WHAT THIS TASK INVOLVES - Exactly reproduce the lines that follow.

DATA FOR THIS TASK -
◇ ◇ ◇ ◇
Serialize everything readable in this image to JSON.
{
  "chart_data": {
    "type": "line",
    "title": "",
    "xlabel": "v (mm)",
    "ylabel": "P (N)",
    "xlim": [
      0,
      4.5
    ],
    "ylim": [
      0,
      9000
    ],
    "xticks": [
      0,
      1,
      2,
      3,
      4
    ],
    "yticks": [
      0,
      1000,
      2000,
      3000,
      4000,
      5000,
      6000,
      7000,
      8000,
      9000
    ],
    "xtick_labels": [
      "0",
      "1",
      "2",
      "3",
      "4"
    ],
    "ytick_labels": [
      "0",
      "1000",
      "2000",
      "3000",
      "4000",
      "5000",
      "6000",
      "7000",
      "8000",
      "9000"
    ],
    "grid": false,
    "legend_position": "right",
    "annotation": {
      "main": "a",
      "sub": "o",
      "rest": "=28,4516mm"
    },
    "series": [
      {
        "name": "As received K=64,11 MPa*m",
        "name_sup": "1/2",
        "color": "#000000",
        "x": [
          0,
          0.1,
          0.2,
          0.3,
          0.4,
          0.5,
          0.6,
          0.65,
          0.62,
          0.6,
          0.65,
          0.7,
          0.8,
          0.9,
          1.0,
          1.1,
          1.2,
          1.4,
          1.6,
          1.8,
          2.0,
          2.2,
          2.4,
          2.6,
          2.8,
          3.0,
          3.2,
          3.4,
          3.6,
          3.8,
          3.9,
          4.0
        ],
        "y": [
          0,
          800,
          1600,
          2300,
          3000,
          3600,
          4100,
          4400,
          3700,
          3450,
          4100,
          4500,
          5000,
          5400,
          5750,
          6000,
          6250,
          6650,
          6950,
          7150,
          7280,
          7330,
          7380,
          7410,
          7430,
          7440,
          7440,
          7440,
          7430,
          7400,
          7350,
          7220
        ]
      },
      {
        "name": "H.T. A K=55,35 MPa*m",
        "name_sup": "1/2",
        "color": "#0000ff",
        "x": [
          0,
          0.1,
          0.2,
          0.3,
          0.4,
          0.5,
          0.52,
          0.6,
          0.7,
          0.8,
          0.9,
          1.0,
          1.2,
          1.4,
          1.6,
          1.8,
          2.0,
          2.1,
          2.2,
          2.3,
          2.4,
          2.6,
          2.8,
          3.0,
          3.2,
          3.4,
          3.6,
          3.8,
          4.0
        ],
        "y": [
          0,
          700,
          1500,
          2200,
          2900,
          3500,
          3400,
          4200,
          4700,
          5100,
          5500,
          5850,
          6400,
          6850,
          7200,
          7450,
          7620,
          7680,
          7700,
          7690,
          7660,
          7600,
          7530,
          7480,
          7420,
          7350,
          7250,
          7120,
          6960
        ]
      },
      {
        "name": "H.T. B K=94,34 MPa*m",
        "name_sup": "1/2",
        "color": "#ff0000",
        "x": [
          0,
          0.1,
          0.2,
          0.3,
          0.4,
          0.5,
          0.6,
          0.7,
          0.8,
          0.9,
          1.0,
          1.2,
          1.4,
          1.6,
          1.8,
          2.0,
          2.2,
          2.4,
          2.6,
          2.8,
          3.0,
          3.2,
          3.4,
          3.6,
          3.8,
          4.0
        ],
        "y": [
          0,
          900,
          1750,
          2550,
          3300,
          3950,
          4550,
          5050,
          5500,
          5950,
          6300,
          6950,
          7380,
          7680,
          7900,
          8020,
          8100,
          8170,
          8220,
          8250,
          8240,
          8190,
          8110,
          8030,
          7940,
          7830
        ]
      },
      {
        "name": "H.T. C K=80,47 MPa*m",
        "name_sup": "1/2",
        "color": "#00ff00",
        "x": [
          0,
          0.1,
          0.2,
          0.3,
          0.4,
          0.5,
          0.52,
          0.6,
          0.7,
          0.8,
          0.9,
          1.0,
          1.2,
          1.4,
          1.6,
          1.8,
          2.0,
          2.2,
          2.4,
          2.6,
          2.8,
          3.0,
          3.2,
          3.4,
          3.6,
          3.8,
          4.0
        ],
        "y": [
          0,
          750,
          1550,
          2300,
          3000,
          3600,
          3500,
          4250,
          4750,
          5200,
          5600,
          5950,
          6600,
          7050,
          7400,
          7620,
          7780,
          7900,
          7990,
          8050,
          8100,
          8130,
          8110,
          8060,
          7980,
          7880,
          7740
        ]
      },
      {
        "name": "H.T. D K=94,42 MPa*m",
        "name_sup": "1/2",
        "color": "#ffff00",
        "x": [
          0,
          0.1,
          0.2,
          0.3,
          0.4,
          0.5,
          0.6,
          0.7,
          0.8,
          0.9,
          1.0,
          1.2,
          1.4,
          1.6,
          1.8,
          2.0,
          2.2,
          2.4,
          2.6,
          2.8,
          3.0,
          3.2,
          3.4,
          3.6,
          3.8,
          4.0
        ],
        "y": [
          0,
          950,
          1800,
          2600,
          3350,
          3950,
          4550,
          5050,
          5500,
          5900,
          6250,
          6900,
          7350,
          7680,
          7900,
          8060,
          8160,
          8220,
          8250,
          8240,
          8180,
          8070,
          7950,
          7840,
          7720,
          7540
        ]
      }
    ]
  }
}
◇ ◇ ◇ ◇
RESPONSE -
Serialize everything readable in this image to JSON.
{
  "chart_data": {
    "type": "line",
    "title": "",
    "xlabel": "v (mm)",
    "ylabel": "P (N)",
    "xlim": [
      0,
      4.5
    ],
    "ylim": [
      0,
      9000
    ],
    "xticks": [
      0,
      1,
      2,
      3,
      4
    ],
    "yticks": [
      0,
      1000,
      2000,
      3000,
      4000,
      5000,
      6000,
      7000,
      8000,
      9000
    ],
    "xtick_labels": [
      "0",
      "1",
      "2",
      "3",
      "4"
    ],
    "ytick_labels": [
      "0",
      "1000",
      "2000",
      "3000",
      "4000",
      "5000",
      "6000",
      "7000",
      "8000",
      "9000"
    ],
    "grid": false,
    "legend_position": "right",
    "annotation": {
      "main": "a",
      "sub": "o",
      "rest": "=28,4516mm"
    },
    "series": [
      {
        "name": "As received K=64,11 MPa*m",
        "name_sup": "1/2",
        "color": "#000000",
        "x": [
          0,
          0.1,
          0.2,
          0.3,
          0.4,
          0.5,
          0.6,
          0.65,
          0.62,
          0.6,
          0.65,
          0.7,
          0.8,
          0.9,
          1.0,
          1.1,
          1.2,
          1.4,
          1.6,
          1.8,
          2.0,
          2.2,
          2.4,
          2.6,
          2.8,
          3.0,
          3.2,
          3.4,
          3.6,
          3.8,
          3.9,
          4.0
        ],
        "y": [
          0,
          800,
          1600,
          2300,
          3000,
          3600,
          4100,
          4400,
          3700,
          3450,
          4100,
          4500,
          5000,
          5400,
          5750,
          6000,
          6250,
          6650,
          6950,
          7150,
          7280,
          7330,
          7380,
          7410,
          7430,
          7440,
          7440,
          7440,
          7430,
          7400,
          7350,
          7220
        ]
      },
      {
        "name": "H.T. A K=55,35 MPa*m",
        "name_sup": "1/2",
        "color": "#0000ff",
        "x": [
          0,
          0.1,
          0.2,
          0.3,
          0.4,
          0.5,
          0.52,
          0.6,
          0.7,
          0.8,
          0.9,
          1.0,
          1.2,
          1.4,
          1.6,
          1.8,
          2.0,
          2.1,
          2.2,
          2.3,
          2.4,
          2.6,
          2.8,
          3.0,
          3.2,
          3.4,
          3.6,
          3.8,
          4.0
        ],
        "y": [
          0,
          700,
          1500,
          2200,
          2900,
          3500,
          3400,
          4200,
          4700,
          5100,
          5500,
          5850,
          6400,
          6850,
          7200,
          7450,
          7620,
          7680,
          7700,
          7690,
          7660,
          7600,
          7530,
          7480,
          7420,
          7350,
          7250,
          7120,
          6960
        ]
      },
      {
        "name": "H.T. B K=94,34 MPa*m",
        "name_sup": "1/2",
        "color": "#ff0000",
        "x": [
          0,
          0.1,
          0.2,
          0.3,
          0.4,
          0.5,
          0.6,
          0.7,
          0.8,
          0.9,
          1.0,
          1.2,
          1.4,
          1.6,
          1.8,
          2.0,
          2.2,
          2.4,
          2.6,
          2.8,
          3.0,
          3.2,
          3.4,
          3.6,
          3.8,
          4.0
        ],
        "y": [
          0,
          900,
          1750,
          2550,
          3300,
          3950,
          4550,
          5050,
          5500,
          5950,
          6300,
          6950,
          7380,
          7680,
          7900,
          8020,
          8100,
          8170,
          8220,
          8250,
          8240,
          8190,
          8110,
          8030,
          7940,
          7830
        ]
      },
      {
        "name": "H.T. C K=80,47 MPa*m",
        "name_sup": "1/2",
        "color": "#00ff00",
        "x": [
          0,
          0.1,
          0.2,
          0.3,
          0.4,
          0.5,
          0.52,
          0.6,
          0.7,
          0.8,
          0.9,
          1.0,
          1.2,
          1.4,
          1.6,
          1.8,
          2.0,
          2.2,
          2.4,
          2.6,
          2.8,
          3.0,
          3.2,
          3.4,
          3.6,
          3.8,
          4.0
        ],
        "y": [
          0,
          750,
          1550,
          2300,
          3000,
          3600,
          3500,
          4250,
          4750,
          5200,
          5600,
          5950,
          6600,
          7050,
          7400,
          7620,
          7780,
          7900,
          7990,
          8050,
          8100,
          8130,
          8110,
          8060,
          7980,
          7880,
          7740
        ]
      },
      {
        "name": "H.T. D K=94,42 MPa*m",
        "name_sup": "1/2",
        "color": "#ffff00",
        "x": [
          0,
          0.1,
          0.2,
          0.3,
          0.4,
          0.5,
          0.6,
          0.7,
          0.8,
          0.9,
          1.0,
          1.2,
          1.4,
          1.6,
          1.8,
          2.0,
          2.2,
          2.4,
          2.6,
          2.8,
          3.0,
          3.2,
          3.4,
          3.6,
          3.8,
          4.0
        ],
        "y": [
          0,
          950,
          1800,
          2600,
          3350,
          3950,
          4550,
          5050,
          5500,
          5900,
          6250,
          6900,
          7350,
          7680,
          7900,
          8060,
          8160,
          8220,
          8250,
          8240,
          8180,
          8070,
          7950,
          7840,
          7720,
          7540
        ]
      }
    ]
  }
}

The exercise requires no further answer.